══ Извлеченный текст
Луневский застонал, вцепившись в руки друга.
— Дик, будь мужчиной… Вот портрет моей невесты… Я не хочу, чтобы он попал в руки этих мерзавцев… Возьми его и передай ей, когда будешь свободен.
Он протянул Луневскому маленькую медальонную фотографию — изображение молодой женщины.
— Прощай, Дик, навсегда, прощайте все!..
Кислейко оторвался от груди рыдавшего Луневского и расцеловался с нами.
— Живее, Кислейко! — крикнул адъютант.
Его вывели во двор. Там, окруженные красноармейцами, стояли человек восемь осужденных. Среди них я заметил присяжного поверенного Шрайдера, человека редко благородной души… За что, во имя чего должны погибнуть эти прекрасные жизни?
Мое прощание с Мирониным было трогательно и продолжительно.
— Я чувствую, что мы с вами увидимся, родной мой, — говорил он. — Крепитесь, я убежден, что сегодня день последнего издыхания наших палачей… Это их последнее кровавое «прости».
Миронин ошибся… Еще долгих две недели продолжались страдания узников чрезвычайки. В ту же ночь казнили несколько десятков человек. Некоторых, в том числе и меня, освободили в течение ближайших дней. Хотя, как я узнал впоследствии, я был включен в список смертников.
Мне потом рассказывали, что перед приходом добровольцев несколько человек были освобождены под «нравственную ответственность». Ночью к каждому из них явилось по одному сотруднику чрезвычайки с просьбой приютить и скрыть в силу данного слова. И все исполнили этот долг благодарности. Луневского расстреляли в ночь падения советской власти.
════
══ Исходные данные
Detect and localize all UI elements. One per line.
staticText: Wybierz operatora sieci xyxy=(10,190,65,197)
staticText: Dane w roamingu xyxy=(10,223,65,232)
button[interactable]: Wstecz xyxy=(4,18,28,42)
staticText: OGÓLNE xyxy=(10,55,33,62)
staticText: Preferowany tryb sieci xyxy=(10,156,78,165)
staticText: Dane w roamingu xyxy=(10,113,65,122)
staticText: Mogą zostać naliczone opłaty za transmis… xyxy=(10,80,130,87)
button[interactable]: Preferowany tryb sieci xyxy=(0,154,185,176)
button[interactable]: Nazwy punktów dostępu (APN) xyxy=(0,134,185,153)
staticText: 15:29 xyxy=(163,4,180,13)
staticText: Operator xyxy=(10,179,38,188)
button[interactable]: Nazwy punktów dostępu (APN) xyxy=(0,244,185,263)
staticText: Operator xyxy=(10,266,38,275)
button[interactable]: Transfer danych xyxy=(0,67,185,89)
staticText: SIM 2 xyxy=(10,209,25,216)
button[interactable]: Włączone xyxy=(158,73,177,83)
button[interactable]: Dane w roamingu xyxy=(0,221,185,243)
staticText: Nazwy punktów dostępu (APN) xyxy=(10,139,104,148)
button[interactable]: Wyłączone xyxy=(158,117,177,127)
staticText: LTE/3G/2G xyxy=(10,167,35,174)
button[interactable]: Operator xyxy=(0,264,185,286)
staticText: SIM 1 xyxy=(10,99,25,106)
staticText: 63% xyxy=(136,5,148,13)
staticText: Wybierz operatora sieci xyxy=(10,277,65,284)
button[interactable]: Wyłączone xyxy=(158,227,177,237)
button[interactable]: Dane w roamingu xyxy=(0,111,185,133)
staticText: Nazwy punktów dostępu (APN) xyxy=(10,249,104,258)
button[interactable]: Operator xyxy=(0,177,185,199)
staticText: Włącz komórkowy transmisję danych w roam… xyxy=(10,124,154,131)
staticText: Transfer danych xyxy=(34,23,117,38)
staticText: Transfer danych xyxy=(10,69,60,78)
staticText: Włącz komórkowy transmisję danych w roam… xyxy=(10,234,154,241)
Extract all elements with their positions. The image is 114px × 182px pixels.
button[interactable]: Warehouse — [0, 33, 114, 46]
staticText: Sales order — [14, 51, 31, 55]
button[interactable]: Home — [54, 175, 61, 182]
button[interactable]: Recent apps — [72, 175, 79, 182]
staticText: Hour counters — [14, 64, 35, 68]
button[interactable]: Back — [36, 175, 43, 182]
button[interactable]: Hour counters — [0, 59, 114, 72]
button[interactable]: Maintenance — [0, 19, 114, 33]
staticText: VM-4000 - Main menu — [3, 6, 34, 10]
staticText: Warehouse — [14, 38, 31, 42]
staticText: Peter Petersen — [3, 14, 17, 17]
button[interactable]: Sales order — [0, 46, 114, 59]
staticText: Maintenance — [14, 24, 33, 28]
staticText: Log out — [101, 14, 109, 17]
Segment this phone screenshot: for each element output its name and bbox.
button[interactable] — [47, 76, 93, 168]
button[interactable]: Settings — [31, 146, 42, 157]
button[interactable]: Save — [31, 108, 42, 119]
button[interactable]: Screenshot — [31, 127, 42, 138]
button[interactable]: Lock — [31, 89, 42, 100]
════
_Задание_
Выпишите дословно из отрывка о прощании с осужденными всё, начиная со слов «Луневский застонал, вцепившись» и вплоть до слов «когда будешь свободен.».

_Ответ_
Луневский застонал, вцепившись в руки друга.
— Дик, будь мужчиной… Вот портрет моей невесты… Я не хочу, чтобы он попал в руки этих мерзавцев… Возьми его и передай ей, когда будешь свободен.